• _Directions_:
Write out each line word for word. Drop pictures.

• _Items_:
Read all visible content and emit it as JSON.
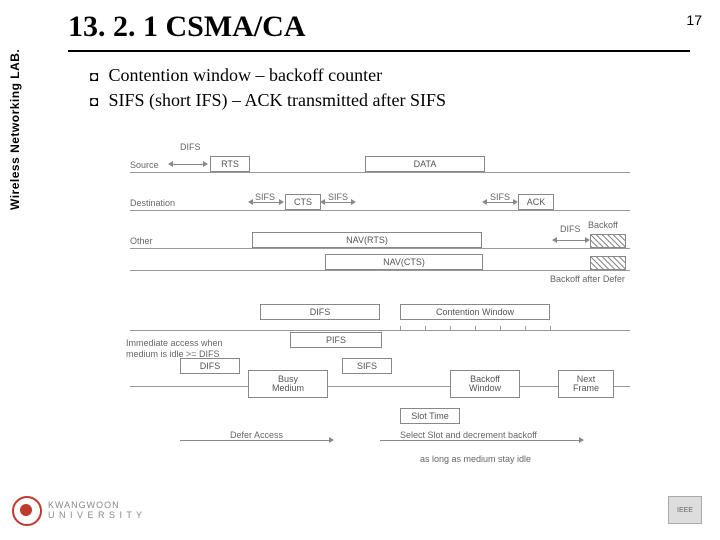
{
  "page": {
    "number": "17"
  },
  "sidebar": {
    "label": "Wireless Networking LAB."
  },
  "brand": {
    "name": "KWANGWOON",
    "sub": "U N I V E R S I T Y"
  },
  "title": "13. 2. 1 CSMA/CA",
  "bullets": [
    "Contention window – backoff counter",
    "SIFS (short IFS) – ACK transmitted after SIFS"
  ],
  "diagram": {
    "rows": {
      "source": "Source",
      "destination": "Destination",
      "other": "Other",
      "immediate1": "Immediate access when",
      "immediate2": "medium is idle >= DIFS"
    },
    "labels": {
      "difs": "DIFS",
      "rts": "RTS",
      "data": "DATA",
      "sifs": "SIFS",
      "cts": "CTS",
      "ack": "ACK",
      "nav_rts": "NAV(RTS)",
      "nav_cts": "NAV(CTS)",
      "backoff": "Backoff",
      "backoff_defer": "Backoff after Defer",
      "pifs": "PIFS",
      "cw": "Contention Window",
      "busy": "Busy",
      "medium": "Medium",
      "bw1": "Backoff",
      "bw2": "Window",
      "next1": "Next",
      "next2": "Frame",
      "slot": "Slot Time",
      "defer": "Defer Access",
      "select": "Select Slot and decrement backoff",
      "aslong": "as long as medium stay idle"
    }
  }
}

• _Answer for this exercise_:
Read all visible content and emit it as JSON.
{
  "page": {
    "number": "17"
  },
  "sidebar": {
    "label": "Wireless Networking LAB."
  },
  "brand": {
    "name": "KWANGWOON",
    "sub": "U N I V E R S I T Y"
  },
  "title": "13. 2. 1 CSMA/CA",
  "bullets": [
    "Contention window – backoff counter",
    "SIFS (short IFS) – ACK transmitted after SIFS"
  ],
  "diagram": {
    "rows": {
      "source": "Source",
      "destination": "Destination",
      "other": "Other",
      "immediate1": "Immediate access when",
      "immediate2": "medium is idle >= DIFS"
    },
    "labels": {
      "difs": "DIFS",
      "rts": "RTS",
      "data": "DATA",
      "sifs": "SIFS",
      "cts": "CTS",
      "ack": "ACK",
      "nav_rts": "NAV(RTS)",
      "nav_cts": "NAV(CTS)",
      "backoff": "Backoff",
      "backoff_defer": "Backoff after Defer",
      "pifs": "PIFS",
      "cw": "Contention Window",
      "busy": "Busy",
      "medium": "Medium",
      "bw1": "Backoff",
      "bw2": "Window",
      "next1": "Next",
      "next2": "Frame",
      "slot": "Slot Time",
      "defer": "Defer Access",
      "select": "Select Slot and decrement backoff",
      "aslong": "as long as medium stay idle"
    }
  }
}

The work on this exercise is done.